Aim of the task –
Scan the records for the line containing "Give me a plain-text"; extract it and all later lines, verbatim, through the end, and nothing before it.

Exercise materials –
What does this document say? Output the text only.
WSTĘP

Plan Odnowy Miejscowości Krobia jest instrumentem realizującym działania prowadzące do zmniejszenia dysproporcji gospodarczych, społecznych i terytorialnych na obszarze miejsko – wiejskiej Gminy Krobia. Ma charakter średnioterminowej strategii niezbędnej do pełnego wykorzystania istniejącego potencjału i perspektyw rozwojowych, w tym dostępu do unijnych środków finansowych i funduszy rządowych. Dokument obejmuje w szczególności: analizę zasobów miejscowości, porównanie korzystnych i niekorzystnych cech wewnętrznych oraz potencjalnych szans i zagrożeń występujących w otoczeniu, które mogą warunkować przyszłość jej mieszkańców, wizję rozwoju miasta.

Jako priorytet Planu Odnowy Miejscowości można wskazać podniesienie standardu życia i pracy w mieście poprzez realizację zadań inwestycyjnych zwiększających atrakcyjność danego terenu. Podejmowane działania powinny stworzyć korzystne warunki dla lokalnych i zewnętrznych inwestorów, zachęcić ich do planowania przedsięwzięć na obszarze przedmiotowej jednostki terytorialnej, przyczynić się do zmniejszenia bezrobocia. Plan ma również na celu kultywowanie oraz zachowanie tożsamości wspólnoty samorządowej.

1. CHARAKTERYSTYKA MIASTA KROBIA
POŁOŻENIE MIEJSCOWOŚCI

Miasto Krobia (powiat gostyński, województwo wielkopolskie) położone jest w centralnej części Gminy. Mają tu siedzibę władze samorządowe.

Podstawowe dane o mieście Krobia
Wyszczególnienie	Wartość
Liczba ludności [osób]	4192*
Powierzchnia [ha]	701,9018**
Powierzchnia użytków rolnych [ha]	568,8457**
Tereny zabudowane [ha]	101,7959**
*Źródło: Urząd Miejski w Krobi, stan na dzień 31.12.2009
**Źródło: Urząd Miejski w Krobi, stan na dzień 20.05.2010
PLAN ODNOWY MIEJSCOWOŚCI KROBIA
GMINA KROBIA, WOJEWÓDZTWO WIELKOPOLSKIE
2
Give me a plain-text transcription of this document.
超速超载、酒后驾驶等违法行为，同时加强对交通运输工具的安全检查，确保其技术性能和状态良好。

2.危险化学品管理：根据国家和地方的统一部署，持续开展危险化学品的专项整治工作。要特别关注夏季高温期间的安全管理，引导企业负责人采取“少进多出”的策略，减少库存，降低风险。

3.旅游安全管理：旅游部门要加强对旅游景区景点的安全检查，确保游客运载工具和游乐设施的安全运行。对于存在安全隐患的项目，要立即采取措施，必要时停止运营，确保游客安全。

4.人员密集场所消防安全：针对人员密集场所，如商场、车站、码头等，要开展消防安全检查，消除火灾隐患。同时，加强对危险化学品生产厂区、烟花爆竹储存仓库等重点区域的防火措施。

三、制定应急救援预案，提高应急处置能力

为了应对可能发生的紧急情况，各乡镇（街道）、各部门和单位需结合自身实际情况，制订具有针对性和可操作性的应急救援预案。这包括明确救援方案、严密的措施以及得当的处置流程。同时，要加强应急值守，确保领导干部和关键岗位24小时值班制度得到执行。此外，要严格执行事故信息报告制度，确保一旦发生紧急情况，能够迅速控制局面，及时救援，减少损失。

Task answer –
Give me a plain-text transcription of this document.
超速超载、酒后驾驶等违法行为，同时加强对交通运输工具的安全检查，确保其技术性能和状态良好。

2.危险化学品管理：根据国家和地方的统一部署，持续开展危险化学品的专项整治工作。要特别关注夏季高温期间的安全管理，引导企业负责人采取“少进多出”的策略，减少库存，降低风险。

3.旅游安全管理：旅游部门要加强对旅游景区景点的安全检查，确保游客运载工具和游乐设施的安全运行。对于存在安全隐患的项目，要立即采取措施，必要时停止运营，确保游客安全。

4.人员密集场所消防安全：针对人员密集场所，如商场、车站、码头等，要开展消防安全检查，消除火灾隐患。同时，加强对危险化学品生产厂区、烟花爆竹储存仓库等重点区域的防火措施。

三、制定应急救援预案，提高应急处置能力

为了应对可能发生的紧急情况，各乡镇（街道）、各部门和单位需结合自身实际情况，制订具有针对性和可操作性的应急救援预案。这包括明确救援方案、严密的措施以及得当的处置流程。同时，要加强应急值守，确保领导干部和关键岗位24小时值班制度得到执行。此外，要严格执行事故信息报告制度，确保一旦发生紧急情况，能够迅速控制局面，及时救援，减少损失。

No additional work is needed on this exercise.